━━━ EXERCISE MATERIAL ━━━

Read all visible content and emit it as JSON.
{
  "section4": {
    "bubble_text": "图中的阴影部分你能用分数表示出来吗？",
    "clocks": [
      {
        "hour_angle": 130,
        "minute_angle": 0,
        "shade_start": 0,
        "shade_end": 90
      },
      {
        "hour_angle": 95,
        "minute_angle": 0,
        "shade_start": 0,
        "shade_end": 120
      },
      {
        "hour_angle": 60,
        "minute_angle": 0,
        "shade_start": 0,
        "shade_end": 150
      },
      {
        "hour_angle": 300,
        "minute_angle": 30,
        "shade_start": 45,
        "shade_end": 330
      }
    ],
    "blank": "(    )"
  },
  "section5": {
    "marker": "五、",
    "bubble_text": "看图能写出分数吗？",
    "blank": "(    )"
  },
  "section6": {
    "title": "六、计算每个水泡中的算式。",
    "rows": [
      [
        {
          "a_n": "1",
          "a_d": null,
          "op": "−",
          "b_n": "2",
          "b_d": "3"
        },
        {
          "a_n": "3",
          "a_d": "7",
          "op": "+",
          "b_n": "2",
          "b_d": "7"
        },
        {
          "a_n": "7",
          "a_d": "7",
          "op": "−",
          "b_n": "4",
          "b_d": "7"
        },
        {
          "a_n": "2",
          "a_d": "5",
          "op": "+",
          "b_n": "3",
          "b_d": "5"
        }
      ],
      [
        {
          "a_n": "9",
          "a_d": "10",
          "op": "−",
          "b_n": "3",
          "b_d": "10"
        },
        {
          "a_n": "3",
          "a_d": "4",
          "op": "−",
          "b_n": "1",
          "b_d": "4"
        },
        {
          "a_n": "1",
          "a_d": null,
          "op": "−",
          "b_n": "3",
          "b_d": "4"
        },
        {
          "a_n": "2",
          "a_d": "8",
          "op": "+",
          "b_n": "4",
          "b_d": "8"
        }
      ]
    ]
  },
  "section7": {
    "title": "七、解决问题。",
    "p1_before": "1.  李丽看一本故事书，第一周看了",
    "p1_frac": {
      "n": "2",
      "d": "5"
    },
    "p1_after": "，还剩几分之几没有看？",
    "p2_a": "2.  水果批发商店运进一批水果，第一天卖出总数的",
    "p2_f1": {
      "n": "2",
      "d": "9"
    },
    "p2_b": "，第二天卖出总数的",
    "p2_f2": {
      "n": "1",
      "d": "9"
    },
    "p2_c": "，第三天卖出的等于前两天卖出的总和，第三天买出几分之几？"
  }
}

━━━

Print out all the entries precisely as written.

(RESULT OF THE EXERCISE)
Read all visible content and emit it as JSON.
{
  "section4": {
    "bubble_text": "图中的阴影部分你能用分数表示出来吗？",
    "clocks": [
      {
        "hour_angle": 130,
        "minute_angle": 0,
        "shade_start": 0,
        "shade_end": 90
      },
      {
        "hour_angle": 95,
        "minute_angle": 0,
        "shade_start": 0,
        "shade_end": 120
      },
      {
        "hour_angle": 60,
        "minute_angle": 0,
        "shade_start": 0,
        "shade_end": 150
      },
      {
        "hour_angle": 300,
        "minute_angle": 30,
        "shade_start": 45,
        "shade_end": 330
      }
    ],
    "blank": "(    )"
  },
  "section5": {
    "marker": "五、",
    "bubble_text": "看图能写出分数吗？",
    "blank": "(    )"
  },
  "section6": {
    "title": "六、计算每个水泡中的算式。",
    "rows": [
      [
        {
          "a_n": "1",
          "a_d": null,
          "op": "−",
          "b_n": "2",
          "b_d": "3"
        },
        {
          "a_n": "3",
          "a_d": "7",
          "op": "+",
          "b_n": "2",
          "b_d": "7"
        },
        {
          "a_n": "7",
          "a_d": "7",
          "op": "−",
          "b_n": "4",
          "b_d": "7"
        },
        {
          "a_n": "2",
          "a_d": "5",
          "op": "+",
          "b_n": "3",
          "b_d": "5"
        }
      ],
      [
        {
          "a_n": "9",
          "a_d": "10",
          "op": "−",
          "b_n": "3",
          "b_d": "10"
        },
        {
          "a_n": "3",
          "a_d": "4",
          "op": "−",
          "b_n": "1",
          "b_d": "4"
        },
        {
          "a_n": "1",
          "a_d": null,
          "op": "−",
          "b_n": "3",
          "b_d": "4"
        },
        {
          "a_n": "2",
          "a_d": "8",
          "op": "+",
          "b_n": "4",
          "b_d": "8"
        }
      ]
    ]
  },
  "section7": {
    "title": "七、解决问题。",
    "p1_before": "1.  李丽看一本故事书，第一周看了",
    "p1_frac": {
      "n": "2",
      "d": "5"
    },
    "p1_after": "，还剩几分之几没有看？",
    "p2_a": "2.  水果批发商店运进一批水果，第一天卖出总数的",
    "p2_f1": {
      "n": "2",
      "d": "9"
    },
    "p2_b": "，第二天卖出总数的",
    "p2_f2": {
      "n": "1",
      "d": "9"
    },
    "p2_c": "，第三天卖出的等于前两天卖出的总和，第三天买出几分之几？"
  }
}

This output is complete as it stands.